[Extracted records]
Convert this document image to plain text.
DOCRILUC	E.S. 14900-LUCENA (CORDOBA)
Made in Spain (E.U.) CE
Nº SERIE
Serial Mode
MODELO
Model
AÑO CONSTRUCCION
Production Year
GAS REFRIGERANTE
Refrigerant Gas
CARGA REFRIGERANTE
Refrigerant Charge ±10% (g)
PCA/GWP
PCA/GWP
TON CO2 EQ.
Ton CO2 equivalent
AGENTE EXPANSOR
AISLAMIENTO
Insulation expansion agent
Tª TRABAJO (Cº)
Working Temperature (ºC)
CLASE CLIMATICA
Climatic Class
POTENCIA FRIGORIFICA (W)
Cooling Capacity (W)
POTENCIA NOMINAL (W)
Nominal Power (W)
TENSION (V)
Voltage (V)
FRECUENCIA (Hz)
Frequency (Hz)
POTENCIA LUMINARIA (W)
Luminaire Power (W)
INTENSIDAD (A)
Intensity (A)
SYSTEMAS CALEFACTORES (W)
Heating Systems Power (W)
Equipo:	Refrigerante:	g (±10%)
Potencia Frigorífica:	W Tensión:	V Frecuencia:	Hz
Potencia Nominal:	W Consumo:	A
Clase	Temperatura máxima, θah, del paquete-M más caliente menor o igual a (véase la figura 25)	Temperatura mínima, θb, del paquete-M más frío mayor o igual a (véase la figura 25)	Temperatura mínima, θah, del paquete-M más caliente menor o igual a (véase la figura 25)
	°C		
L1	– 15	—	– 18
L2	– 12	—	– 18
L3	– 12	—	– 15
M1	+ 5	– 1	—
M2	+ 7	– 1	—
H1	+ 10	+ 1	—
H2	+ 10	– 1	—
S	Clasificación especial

■ Stated exercise: Using the listing above, reproduce each line without omission.

■ Task response:
Convert this document image to plain text.
DOCRILUC	E.S. 14900-LUCENA (CORDOBA)
Made in Spain (E.U.) CE
Nº SERIE
Serial Mode
MODELO
Model
AÑO CONSTRUCCION
Production Year
GAS REFRIGERANTE
Refrigerant Gas
CARGA REFRIGERANTE
Refrigerant Charge ±10% (g)
PCA/GWP
PCA/GWP
TON CO2 EQ.
Ton CO2 equivalent
AGENTE EXPANSOR
AISLAMIENTO
Insulation expansion agent
Tª TRABAJO (Cº)
Working Temperature (ºC)
CLASE CLIMATICA
Climatic Class
POTENCIA FRIGORIFICA (W)
Cooling Capacity (W)
POTENCIA NOMINAL (W)
Nominal Power (W)
TENSION (V)
Voltage (V)
FRECUENCIA (Hz)
Frequency (Hz)
POTENCIA LUMINARIA (W)
Luminaire Power (W)
INTENSIDAD (A)
Intensity (A)
SYSTEMAS CALEFACTORES (W)
Heating Systems Power (W)
Equipo:	Refrigerante:	g (±10%)
Potencia Frigorífica:	W Tensión:	V Frecuencia:	Hz
Potencia Nominal:	W Consumo:	A
Clase	Temperatura máxima, θah, del paquete-M más caliente menor o igual a (véase la figura 25)	Temperatura mínima, θb, del paquete-M más frío mayor o igual a (véase la figura 25)	Temperatura mínima, θah, del paquete-M más caliente menor o igual a (véase la figura 25)
	°C		
L1	– 15	—	– 18
L2	– 12	—	– 18
L3	– 12	—	– 15
M1	+ 5	– 1	—
M2	+ 7	– 1	—
H1	+ 10	+ 1	—
H2	+ 10	– 1	—
S	Clasificación especial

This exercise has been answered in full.